(Records)
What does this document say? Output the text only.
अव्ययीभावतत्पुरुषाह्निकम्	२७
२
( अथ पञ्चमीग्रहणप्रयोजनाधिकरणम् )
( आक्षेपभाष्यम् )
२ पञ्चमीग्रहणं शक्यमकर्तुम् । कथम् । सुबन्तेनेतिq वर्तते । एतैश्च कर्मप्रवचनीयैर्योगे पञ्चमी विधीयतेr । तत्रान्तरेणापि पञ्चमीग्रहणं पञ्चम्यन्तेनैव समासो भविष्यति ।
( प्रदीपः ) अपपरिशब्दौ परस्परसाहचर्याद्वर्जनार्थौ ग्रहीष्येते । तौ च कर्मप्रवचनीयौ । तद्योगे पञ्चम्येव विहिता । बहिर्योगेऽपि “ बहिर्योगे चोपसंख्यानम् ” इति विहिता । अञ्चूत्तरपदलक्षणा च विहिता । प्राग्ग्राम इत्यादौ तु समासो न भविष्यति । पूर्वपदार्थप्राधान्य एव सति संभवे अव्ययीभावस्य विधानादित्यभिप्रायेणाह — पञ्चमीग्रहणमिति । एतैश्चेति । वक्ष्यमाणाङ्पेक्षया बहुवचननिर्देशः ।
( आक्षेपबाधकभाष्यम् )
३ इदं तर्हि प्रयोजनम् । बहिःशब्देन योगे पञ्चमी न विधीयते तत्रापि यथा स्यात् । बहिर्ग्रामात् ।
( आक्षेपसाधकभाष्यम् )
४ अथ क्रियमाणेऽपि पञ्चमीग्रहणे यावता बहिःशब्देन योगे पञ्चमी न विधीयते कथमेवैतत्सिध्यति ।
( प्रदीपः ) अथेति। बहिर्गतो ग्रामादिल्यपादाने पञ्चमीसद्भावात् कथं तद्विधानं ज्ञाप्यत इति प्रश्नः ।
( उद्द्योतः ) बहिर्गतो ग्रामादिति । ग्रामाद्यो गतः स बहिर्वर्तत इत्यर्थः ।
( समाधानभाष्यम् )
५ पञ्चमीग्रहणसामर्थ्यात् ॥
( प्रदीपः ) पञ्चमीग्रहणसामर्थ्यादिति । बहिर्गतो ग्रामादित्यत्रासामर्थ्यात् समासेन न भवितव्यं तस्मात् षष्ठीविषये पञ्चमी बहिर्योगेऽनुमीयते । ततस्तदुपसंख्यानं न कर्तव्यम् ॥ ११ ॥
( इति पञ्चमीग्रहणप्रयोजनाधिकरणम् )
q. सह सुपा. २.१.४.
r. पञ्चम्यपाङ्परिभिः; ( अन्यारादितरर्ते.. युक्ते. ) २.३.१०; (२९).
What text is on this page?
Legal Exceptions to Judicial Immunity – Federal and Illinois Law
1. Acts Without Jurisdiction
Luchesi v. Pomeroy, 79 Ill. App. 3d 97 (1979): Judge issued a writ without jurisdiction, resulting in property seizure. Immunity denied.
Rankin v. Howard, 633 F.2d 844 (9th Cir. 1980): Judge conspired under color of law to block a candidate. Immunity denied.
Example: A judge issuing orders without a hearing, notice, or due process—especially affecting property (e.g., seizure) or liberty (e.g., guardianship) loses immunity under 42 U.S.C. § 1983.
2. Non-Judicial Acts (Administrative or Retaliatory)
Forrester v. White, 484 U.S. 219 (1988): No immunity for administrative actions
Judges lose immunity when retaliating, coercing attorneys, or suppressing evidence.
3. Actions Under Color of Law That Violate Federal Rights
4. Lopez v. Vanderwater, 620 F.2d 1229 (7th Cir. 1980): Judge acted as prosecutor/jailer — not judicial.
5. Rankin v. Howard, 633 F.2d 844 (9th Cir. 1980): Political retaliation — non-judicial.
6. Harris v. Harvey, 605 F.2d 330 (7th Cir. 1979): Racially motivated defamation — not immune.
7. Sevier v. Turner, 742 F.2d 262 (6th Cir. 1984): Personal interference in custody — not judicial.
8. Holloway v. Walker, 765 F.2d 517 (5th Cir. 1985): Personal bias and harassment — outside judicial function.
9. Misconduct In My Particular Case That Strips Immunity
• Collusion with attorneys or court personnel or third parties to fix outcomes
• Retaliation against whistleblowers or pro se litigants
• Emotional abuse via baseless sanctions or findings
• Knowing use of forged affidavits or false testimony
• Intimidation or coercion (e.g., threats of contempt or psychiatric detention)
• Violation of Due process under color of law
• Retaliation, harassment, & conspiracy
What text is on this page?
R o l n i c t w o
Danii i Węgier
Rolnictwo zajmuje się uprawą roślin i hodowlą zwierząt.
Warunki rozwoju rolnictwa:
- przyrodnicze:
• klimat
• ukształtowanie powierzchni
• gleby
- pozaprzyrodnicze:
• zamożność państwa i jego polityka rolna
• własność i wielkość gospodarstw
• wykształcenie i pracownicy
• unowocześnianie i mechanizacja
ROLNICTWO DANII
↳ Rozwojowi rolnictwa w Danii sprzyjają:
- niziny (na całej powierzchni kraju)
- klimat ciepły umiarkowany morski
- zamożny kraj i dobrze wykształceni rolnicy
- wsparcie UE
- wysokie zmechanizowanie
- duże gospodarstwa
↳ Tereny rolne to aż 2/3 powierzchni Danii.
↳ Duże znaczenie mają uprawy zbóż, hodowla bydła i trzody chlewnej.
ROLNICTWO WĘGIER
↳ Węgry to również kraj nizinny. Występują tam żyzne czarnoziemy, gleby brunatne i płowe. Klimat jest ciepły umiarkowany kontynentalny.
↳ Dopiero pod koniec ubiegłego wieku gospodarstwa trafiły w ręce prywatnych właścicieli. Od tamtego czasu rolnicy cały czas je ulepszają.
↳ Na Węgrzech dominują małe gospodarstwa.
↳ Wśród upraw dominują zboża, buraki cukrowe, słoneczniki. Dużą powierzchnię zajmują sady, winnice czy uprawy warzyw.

**Aim**
Repeat the data above exactly.

**Answer to this problem**
What does this document say? Output the text only.
अव्ययीभावतत्पुरुषाह्निकम्	२७
२
( अथ पञ्चमीग्रहणप्रयोजनाधिकरणम् )
( आक्षेपभाष्यम् )
२ पञ्चमीग्रहणं शक्यमकर्तुम् । कथम् । सुबन्तेनेतिq वर्तते । एतैश्च कर्मप्रवचनीयैर्योगे पञ्चमी विधीयतेr । तत्रान्तरेणापि पञ्चमीग्रहणं पञ्चम्यन्तेनैव समासो भविष्यति ।
( प्रदीपः ) अपपरिशब्दौ परस्परसाहचर्याद्वर्जनार्थौ ग्रहीष्येते । तौ च कर्मप्रवचनीयौ । तद्योगे पञ्चम्येव विहिता । बहिर्योगेऽपि “ बहिर्योगे चोपसंख्यानम् ” इति विहिता । अञ्चूत्तरपदलक्षणा च विहिता । प्राग्ग्राम इत्यादौ तु समासो न भविष्यति । पूर्वपदार्थप्राधान्य एव सति संभवे अव्ययीभावस्य विधानादित्यभिप्रायेणाह — पञ्चमीग्रहणमिति । एतैश्चेति । वक्ष्यमाणाङ्पेक्षया बहुवचननिर्देशः ।
( आक्षेपबाधकभाष्यम् )
३ इदं तर्हि प्रयोजनम् । बहिःशब्देन योगे पञ्चमी न विधीयते तत्रापि यथा स्यात् । बहिर्ग्रामात् ।
( आक्षेपसाधकभाष्यम् )
४ अथ क्रियमाणेऽपि पञ्चमीग्रहणे यावता बहिःशब्देन योगे पञ्चमी न विधीयते कथमेवैतत्सिध्यति ।
( प्रदीपः ) अथेति। बहिर्गतो ग्रामादिल्यपादाने पञ्चमीसद्भावात् कथं तद्विधानं ज्ञाप्यत इति प्रश्नः ।
( उद्द्योतः ) बहिर्गतो ग्रामादिति । ग्रामाद्यो गतः स बहिर्वर्तत इत्यर्थः ।
( समाधानभाष्यम् )
५ पञ्चमीग्रहणसामर्थ्यात् ॥
( प्रदीपः ) पञ्चमीग्रहणसामर्थ्यादिति । बहिर्गतो ग्रामादित्यत्रासामर्थ्यात् समासेन न भवितव्यं तस्मात् षष्ठीविषये पञ्चमी बहिर्योगेऽनुमीयते । ततस्तदुपसंख्यानं न कर्तव्यम् ॥ ११ ॥
( इति पञ्चमीग्रहणप्रयोजनाधिकरणम् )
q. सह सुपा. २.१.४.
r. पञ्चम्यपाङ्परिभिः; ( अन्यारादितरर्ते.. युक्ते. ) २.३.१०; (२९).
What text is on this page?
Legal Exceptions to Judicial Immunity – Federal and Illinois Law
1. Acts Without Jurisdiction
Luchesi v. Pomeroy, 79 Ill. App. 3d 97 (1979): Judge issued a writ without jurisdiction, resulting in property seizure. Immunity denied.
Rankin v. Howard, 633 F.2d 844 (9th Cir. 1980): Judge conspired under color of law to block a candidate. Immunity denied.
Example: A judge issuing orders without a hearing, notice, or due process—especially affecting property (e.g., seizure) or liberty (e.g., guardianship) loses immunity under 42 U.S.C. § 1983.
2. Non-Judicial Acts (Administrative or Retaliatory)
Forrester v. White, 484 U.S. 219 (1988): No immunity for administrative actions
Judges lose immunity when retaliating, coercing attorneys, or suppressing evidence.
3. Actions Under Color of Law That Violate Federal Rights
4. Lopez v. Vanderwater, 620 F.2d 1229 (7th Cir. 1980): Judge acted as prosecutor/jailer — not judicial.
5. Rankin v. Howard, 633 F.2d 844 (9th Cir. 1980): Political retaliation — non-judicial.
6. Harris v. Harvey, 605 F.2d 330 (7th Cir. 1979): Racially motivated defamation — not immune.
7. Sevier v. Turner, 742 F.2d 262 (6th Cir. 1984): Personal interference in custody — not judicial.
8. Holloway v. Walker, 765 F.2d 517 (5th Cir. 1985): Personal bias and harassment — outside judicial function.
9. Misconduct In My Particular Case That Strips Immunity
• Collusion with attorneys or court personnel or third parties to fix outcomes
• Retaliation against whistleblowers or pro se litigants
• Emotional abuse via baseless sanctions or findings
• Knowing use of forged affidavits or false testimony
• Intimidation or coercion (e.g., threats of contempt or psychiatric detention)
• Violation of Due process under color of law
• Retaliation, harassment, & conspiracy
What text is on this page?
R o l n i c t w o
Danii i Węgier
Rolnictwo zajmuje się uprawą roślin i hodowlą zwierząt.
Warunki rozwoju rolnictwa:
- przyrodnicze:
• klimat
• ukształtowanie powierzchni
• gleby
- pozaprzyrodnicze:
• zamożność państwa i jego polityka rolna
• własność i wielkość gospodarstw
• wykształcenie i pracownicy
• unowocześnianie i mechanizacja
ROLNICTWO DANII
↳ Rozwojowi rolnictwa w Danii sprzyjają:
- niziny (na całej powierzchni kraju)
- klimat ciepły umiarkowany morski
- zamożny kraj i dobrze wykształceni rolnicy
- wsparcie UE
- wysokie zmechanizowanie
- duże gospodarstwa
↳ Tereny rolne to aż 2/3 powierzchni Danii.
↳ Duże znaczenie mają uprawy zbóż, hodowla bydła i trzody chlewnej.
ROLNICTWO WĘGIER
↳ Węgry to również kraj nizinny. Występują tam żyzne czarnoziemy, gleby brunatne i płowe. Klimat jest ciepły umiarkowany kontynentalny.
↳ Dopiero pod koniec ubiegłego wieku gospodarstwa trafiły w ręce prywatnych właścicieli. Od tamtego czasu rolnicy cały czas je ulepszają.
↳ Na Węgrzech dominują małe gospodarstwa.
↳ Wśród upraw dominują zboża, buraki cukrowe, słoneczniki. Dużą powierzchnię zajmują sady, winnice czy uprawy warzyw.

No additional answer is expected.